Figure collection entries
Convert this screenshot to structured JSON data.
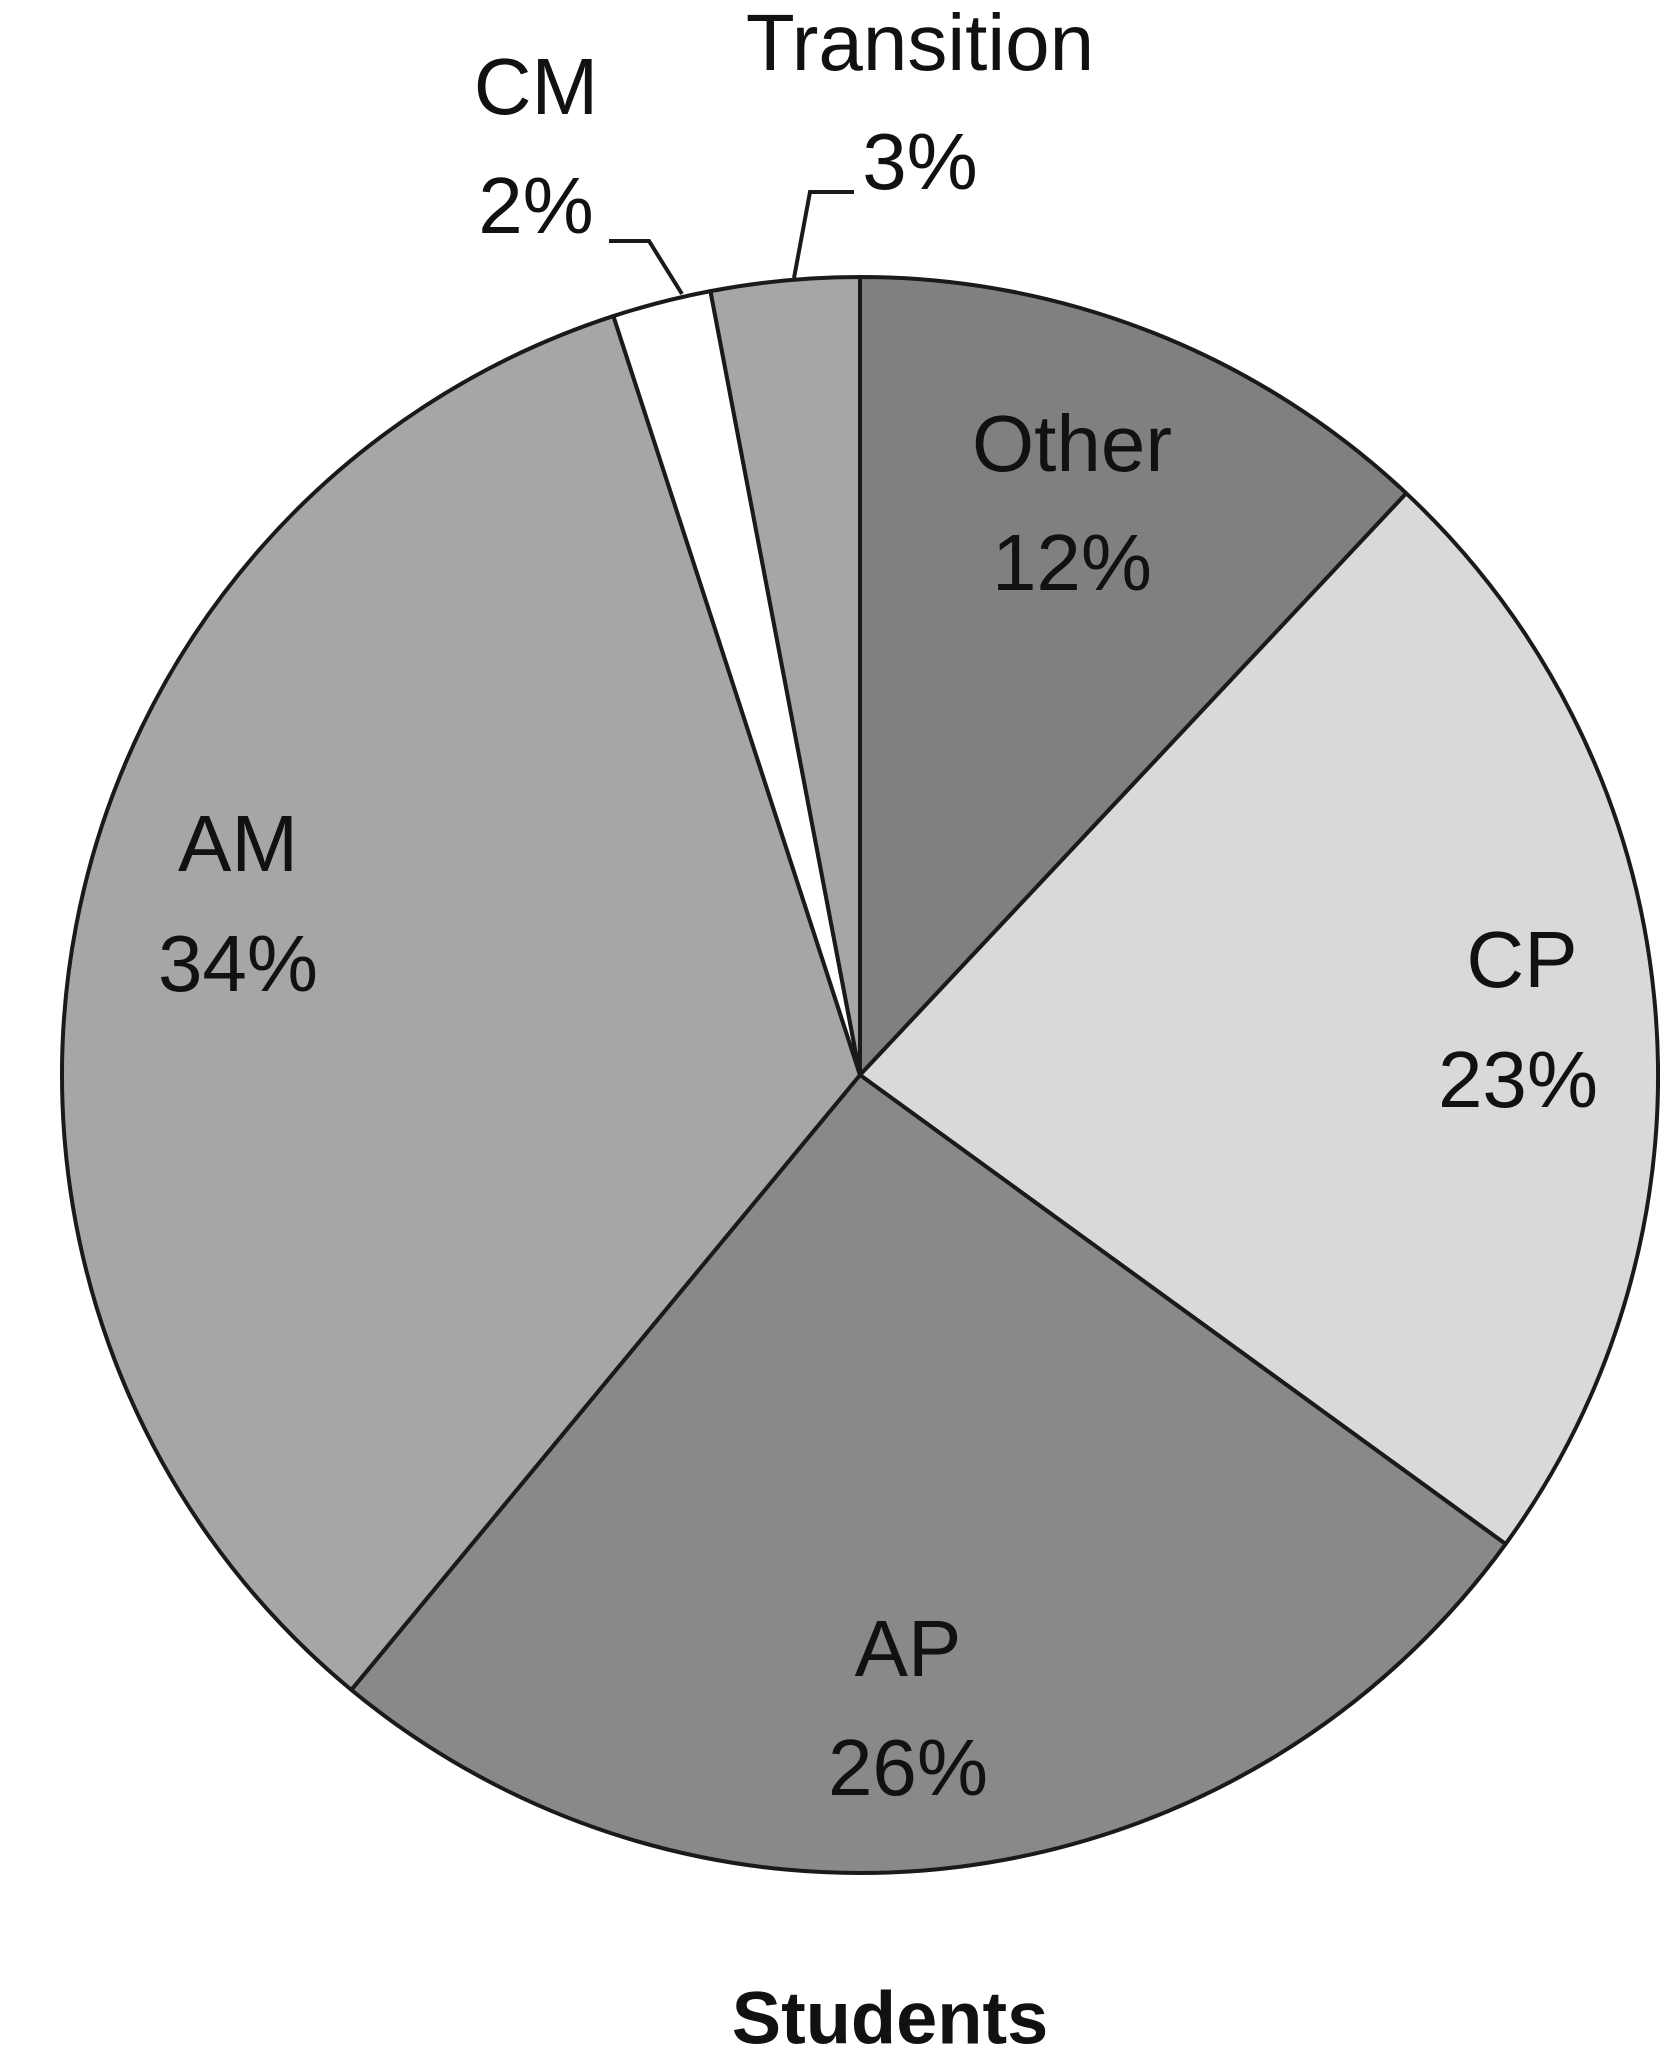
{
  "chart_data": {
    "type": "pie",
    "title": "Students",
    "categories": [
      "Other",
      "CP",
      "AP",
      "AM",
      "CM",
      "Transition"
    ],
    "values": [
      12,
      23,
      26,
      34,
      2,
      3
    ],
    "value_labels": [
      "12%",
      "23%",
      "26%",
      "34%",
      "2%",
      "3%"
    ],
    "colors": [
      "#808080",
      "#d9d9d9",
      "#898989",
      "#a6a6a6",
      "#ffffff",
      "#a6a6a6"
    ]
  }
}
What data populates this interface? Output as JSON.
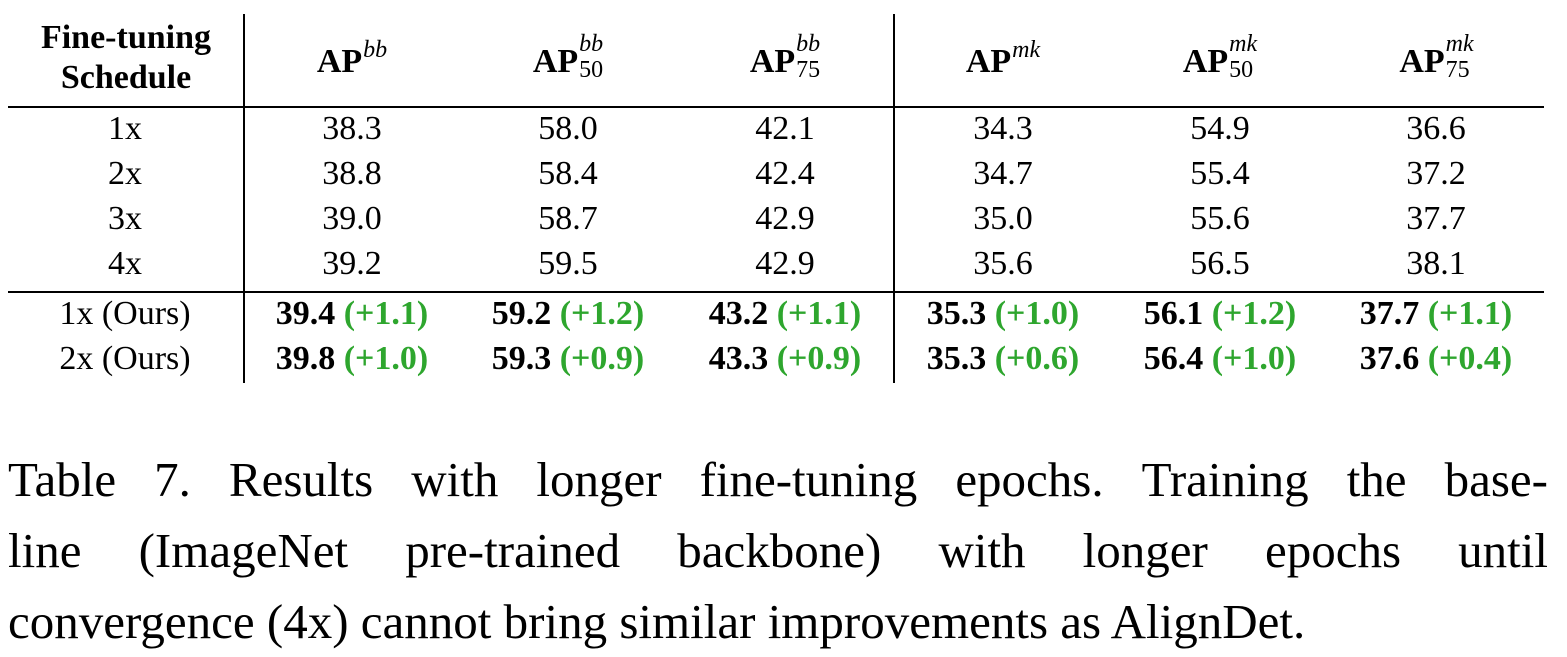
{
  "table": {
    "header": {
      "schedule_line1": "Fine-tuning",
      "schedule_line2": "Schedule",
      "columns": [
        {
          "main": "AP",
          "sup": "bb",
          "sub": ""
        },
        {
          "main": "AP",
          "sup": "bb",
          "sub": "50"
        },
        {
          "main": "AP",
          "sup": "bb",
          "sub": "75"
        },
        {
          "main": "AP",
          "sup": "mk",
          "sub": ""
        },
        {
          "main": "AP",
          "sup": "mk",
          "sub": "50"
        },
        {
          "main": "AP",
          "sup": "mk",
          "sub": "75"
        }
      ]
    },
    "baseline_rows": [
      {
        "schedule": "1x",
        "values": [
          "38.3",
          "58.0",
          "42.1",
          "34.3",
          "54.9",
          "36.6"
        ]
      },
      {
        "schedule": "2x",
        "values": [
          "38.8",
          "58.4",
          "42.4",
          "34.7",
          "55.4",
          "37.2"
        ]
      },
      {
        "schedule": "3x",
        "values": [
          "39.0",
          "58.7",
          "42.9",
          "35.0",
          "55.6",
          "37.7"
        ]
      },
      {
        "schedule": "4x",
        "values": [
          "39.2",
          "59.5",
          "42.9",
          "35.6",
          "56.5",
          "38.1"
        ]
      }
    ],
    "ours_rows": [
      {
        "schedule": "1x (Ours)",
        "values": [
          "39.4",
          "59.2",
          "43.2",
          "35.3",
          "56.1",
          "37.7"
        ],
        "gains": [
          "(+1.1)",
          "(+1.2)",
          "(+1.1)",
          "(+1.0)",
          "(+1.2)",
          "(+1.1)"
        ]
      },
      {
        "schedule": "2x (Ours)",
        "values": [
          "39.8",
          "59.3",
          "43.3",
          "35.3",
          "56.4",
          "37.6"
        ],
        "gains": [
          "(+1.0)",
          "(+0.9)",
          "(+0.9)",
          "(+0.6)",
          "(+1.0)",
          "(+0.4)"
        ]
      }
    ],
    "gain_color": "#2ea62e"
  },
  "caption": {
    "lines": [
      "Table 7. Results with longer fine-tuning epochs. Training the base-",
      "line (ImageNet pre-trained backbone) with longer epochs until",
      "convergence (4x) cannot bring similar improvements as AlignDet."
    ]
  }
}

* SET PROBLEM: In the records above, locate the lines holding the word "this". Copy each of them.

* SOLUTION TO THE PROBLEM:
Convert this screenshot to structured JSON data.
What data populates this interface? Output as JSON.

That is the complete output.